-- Begin Data for this task --

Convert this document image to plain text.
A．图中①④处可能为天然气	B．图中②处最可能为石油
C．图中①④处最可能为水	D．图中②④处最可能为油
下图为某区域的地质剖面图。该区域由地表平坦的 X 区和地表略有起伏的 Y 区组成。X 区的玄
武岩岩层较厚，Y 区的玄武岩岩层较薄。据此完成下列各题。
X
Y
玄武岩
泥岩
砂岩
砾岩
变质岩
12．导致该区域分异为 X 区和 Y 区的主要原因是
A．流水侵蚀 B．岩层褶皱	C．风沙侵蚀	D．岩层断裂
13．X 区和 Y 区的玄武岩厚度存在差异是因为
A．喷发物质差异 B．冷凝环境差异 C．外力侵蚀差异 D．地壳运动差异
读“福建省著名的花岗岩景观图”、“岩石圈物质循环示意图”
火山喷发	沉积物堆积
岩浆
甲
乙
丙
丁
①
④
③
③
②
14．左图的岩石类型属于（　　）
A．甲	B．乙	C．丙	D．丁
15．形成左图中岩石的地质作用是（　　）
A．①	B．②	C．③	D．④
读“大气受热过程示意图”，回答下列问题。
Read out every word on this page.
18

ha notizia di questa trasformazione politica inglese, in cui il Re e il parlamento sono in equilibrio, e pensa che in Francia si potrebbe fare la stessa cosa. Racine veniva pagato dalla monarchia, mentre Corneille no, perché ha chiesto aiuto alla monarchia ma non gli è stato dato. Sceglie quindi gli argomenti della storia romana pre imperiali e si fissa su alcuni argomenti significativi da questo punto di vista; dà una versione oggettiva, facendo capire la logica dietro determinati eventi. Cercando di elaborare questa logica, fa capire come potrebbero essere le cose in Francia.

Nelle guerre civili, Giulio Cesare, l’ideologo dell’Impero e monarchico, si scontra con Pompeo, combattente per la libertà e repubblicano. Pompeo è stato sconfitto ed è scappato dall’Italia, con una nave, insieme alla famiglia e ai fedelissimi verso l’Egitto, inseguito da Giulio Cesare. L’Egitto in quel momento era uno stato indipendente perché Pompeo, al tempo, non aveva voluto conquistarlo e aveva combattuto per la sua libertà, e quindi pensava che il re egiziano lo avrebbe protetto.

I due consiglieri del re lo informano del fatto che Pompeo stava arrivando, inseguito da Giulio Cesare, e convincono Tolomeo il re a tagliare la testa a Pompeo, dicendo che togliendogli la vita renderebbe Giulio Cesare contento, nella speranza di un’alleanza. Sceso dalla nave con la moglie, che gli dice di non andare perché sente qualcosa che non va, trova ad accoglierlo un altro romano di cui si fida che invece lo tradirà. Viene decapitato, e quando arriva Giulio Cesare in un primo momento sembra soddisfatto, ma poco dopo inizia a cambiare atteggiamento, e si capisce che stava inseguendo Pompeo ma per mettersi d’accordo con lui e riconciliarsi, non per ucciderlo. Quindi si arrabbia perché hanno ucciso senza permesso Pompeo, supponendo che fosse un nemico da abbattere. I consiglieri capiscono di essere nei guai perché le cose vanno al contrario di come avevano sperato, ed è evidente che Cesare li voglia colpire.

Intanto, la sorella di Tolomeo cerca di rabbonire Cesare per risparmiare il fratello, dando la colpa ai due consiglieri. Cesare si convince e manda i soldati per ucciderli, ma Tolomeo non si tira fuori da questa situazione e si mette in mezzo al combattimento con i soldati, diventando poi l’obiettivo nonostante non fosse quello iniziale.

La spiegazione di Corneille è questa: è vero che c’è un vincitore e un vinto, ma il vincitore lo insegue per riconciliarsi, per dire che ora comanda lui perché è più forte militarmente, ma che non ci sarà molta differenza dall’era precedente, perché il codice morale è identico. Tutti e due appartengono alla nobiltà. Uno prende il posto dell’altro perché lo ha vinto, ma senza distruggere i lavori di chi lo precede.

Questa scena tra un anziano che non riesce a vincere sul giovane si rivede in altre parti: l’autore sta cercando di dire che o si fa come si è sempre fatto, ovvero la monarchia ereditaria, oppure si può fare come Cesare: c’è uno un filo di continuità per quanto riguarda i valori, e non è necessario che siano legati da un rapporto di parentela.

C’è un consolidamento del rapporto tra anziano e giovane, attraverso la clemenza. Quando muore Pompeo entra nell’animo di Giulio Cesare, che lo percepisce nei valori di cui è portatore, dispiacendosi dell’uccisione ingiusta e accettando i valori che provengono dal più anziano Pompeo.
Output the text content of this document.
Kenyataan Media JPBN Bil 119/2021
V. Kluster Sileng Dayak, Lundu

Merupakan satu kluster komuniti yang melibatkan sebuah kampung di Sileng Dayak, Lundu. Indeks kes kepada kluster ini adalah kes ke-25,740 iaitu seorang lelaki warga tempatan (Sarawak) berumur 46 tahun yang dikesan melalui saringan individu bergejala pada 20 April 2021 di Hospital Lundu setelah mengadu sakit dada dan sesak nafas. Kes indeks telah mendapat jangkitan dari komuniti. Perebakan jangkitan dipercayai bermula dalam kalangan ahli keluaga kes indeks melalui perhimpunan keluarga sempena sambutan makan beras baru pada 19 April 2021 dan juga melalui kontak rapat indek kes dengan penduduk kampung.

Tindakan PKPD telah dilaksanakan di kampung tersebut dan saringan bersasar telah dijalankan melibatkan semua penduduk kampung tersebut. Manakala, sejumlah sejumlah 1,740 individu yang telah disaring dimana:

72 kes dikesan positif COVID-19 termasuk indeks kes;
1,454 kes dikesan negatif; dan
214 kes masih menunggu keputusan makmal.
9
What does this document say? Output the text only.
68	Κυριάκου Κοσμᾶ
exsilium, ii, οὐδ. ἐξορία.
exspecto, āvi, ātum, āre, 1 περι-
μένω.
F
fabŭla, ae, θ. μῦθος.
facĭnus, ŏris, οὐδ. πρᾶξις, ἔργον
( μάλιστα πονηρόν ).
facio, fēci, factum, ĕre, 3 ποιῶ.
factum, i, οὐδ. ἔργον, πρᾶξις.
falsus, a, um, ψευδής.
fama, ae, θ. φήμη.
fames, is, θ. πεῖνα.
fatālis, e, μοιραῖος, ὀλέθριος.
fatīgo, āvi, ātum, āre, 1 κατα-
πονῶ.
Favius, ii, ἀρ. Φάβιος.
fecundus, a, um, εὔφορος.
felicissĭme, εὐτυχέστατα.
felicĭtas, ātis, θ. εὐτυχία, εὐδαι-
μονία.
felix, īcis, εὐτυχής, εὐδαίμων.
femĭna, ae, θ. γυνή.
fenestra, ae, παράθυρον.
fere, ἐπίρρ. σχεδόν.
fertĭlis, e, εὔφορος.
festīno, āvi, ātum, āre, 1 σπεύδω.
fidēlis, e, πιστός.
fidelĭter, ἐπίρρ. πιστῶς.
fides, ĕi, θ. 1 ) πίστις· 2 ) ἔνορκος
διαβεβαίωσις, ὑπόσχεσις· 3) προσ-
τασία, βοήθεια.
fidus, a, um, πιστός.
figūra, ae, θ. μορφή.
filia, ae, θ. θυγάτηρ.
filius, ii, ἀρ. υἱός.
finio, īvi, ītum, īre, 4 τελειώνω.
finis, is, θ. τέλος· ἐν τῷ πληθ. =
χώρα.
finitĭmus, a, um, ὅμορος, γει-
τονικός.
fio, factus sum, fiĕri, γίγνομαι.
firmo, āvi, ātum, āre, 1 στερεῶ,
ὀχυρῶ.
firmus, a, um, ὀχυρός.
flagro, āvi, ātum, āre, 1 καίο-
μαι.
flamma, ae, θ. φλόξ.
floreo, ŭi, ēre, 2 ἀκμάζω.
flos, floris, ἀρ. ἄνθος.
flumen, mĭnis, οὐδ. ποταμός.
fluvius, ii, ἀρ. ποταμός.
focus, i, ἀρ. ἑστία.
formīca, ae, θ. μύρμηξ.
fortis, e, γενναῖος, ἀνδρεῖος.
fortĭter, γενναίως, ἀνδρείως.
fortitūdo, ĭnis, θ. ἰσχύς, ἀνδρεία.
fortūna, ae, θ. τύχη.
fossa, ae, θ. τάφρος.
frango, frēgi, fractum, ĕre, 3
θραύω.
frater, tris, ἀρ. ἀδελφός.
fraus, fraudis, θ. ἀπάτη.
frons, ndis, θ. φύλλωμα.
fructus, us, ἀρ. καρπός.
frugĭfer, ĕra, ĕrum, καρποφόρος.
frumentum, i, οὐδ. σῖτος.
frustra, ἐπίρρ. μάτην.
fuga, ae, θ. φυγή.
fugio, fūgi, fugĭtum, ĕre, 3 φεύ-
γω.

-- End Data for this task --

Beginning at the line containing "What does this", repeat each line exactly through the last line of the entries, and include no other lines.

What does this document say? Output the text only.
68	Κυριάκου Κοσμᾶ
exsilium, ii, οὐδ. ἐξορία.
exspecto, āvi, ātum, āre, 1 περι-
μένω.
F
fabŭla, ae, θ. μῦθος.
facĭnus, ŏris, οὐδ. πρᾶξις, ἔργον
( μάλιστα πονηρόν ).
facio, fēci, factum, ĕre, 3 ποιῶ.
factum, i, οὐδ. ἔργον, πρᾶξις.
falsus, a, um, ψευδής.
fama, ae, θ. φήμη.
fames, is, θ. πεῖνα.
fatālis, e, μοιραῖος, ὀλέθριος.
fatīgo, āvi, ātum, āre, 1 κατα-
πονῶ.
Favius, ii, ἀρ. Φάβιος.
fecundus, a, um, εὔφορος.
felicissĭme, εὐτυχέστατα.
felicĭtas, ātis, θ. εὐτυχία, εὐδαι-
μονία.
felix, īcis, εὐτυχής, εὐδαίμων.
femĭna, ae, θ. γυνή.
fenestra, ae, παράθυρον.
fere, ἐπίρρ. σχεδόν.
fertĭlis, e, εὔφορος.
festīno, āvi, ātum, āre, 1 σπεύδω.
fidēlis, e, πιστός.
fidelĭter, ἐπίρρ. πιστῶς.
fides, ĕi, θ. 1 ) πίστις· 2 ) ἔνορκος
διαβεβαίωσις, ὑπόσχεσις· 3) προσ-
τασία, βοήθεια.
fidus, a, um, πιστός.
figūra, ae, θ. μορφή.
filia, ae, θ. θυγάτηρ.
filius, ii, ἀρ. υἱός.
finio, īvi, ītum, īre, 4 τελειώνω.
finis, is, θ. τέλος· ἐν τῷ πληθ. =
χώρα.
finitĭmus, a, um, ὅμορος, γει-
τονικός.
fio, factus sum, fiĕri, γίγνομαι.
firmo, āvi, ātum, āre, 1 στερεῶ,
ὀχυρῶ.
firmus, a, um, ὀχυρός.
flagro, āvi, ātum, āre, 1 καίο-
μαι.
flamma, ae, θ. φλόξ.
floreo, ŭi, ēre, 2 ἀκμάζω.
flos, floris, ἀρ. ἄνθος.
flumen, mĭnis, οὐδ. ποταμός.
fluvius, ii, ἀρ. ποταμός.
focus, i, ἀρ. ἑστία.
formīca, ae, θ. μύρμηξ.
fortis, e, γενναῖος, ἀνδρεῖος.
fortĭter, γενναίως, ἀνδρείως.
fortitūdo, ĭnis, θ. ἰσχύς, ἀνδρεία.
fortūna, ae, θ. τύχη.
fossa, ae, θ. τάφρος.
frango, frēgi, fractum, ĕre, 3
θραύω.
frater, tris, ἀρ. ἀδελφός.
fraus, fraudis, θ. ἀπάτη.
frons, ndis, θ. φύλλωμα.
fructus, us, ἀρ. καρπός.
frugĭfer, ĕra, ĕrum, καρποφόρος.
frumentum, i, οὐδ. σῖτος.
frustra, ἐπίρρ. μάτην.
fuga, ae, θ. φυγή.
fugio, fūgi, fugĭtum, ĕre, 3 φεύ-
γω.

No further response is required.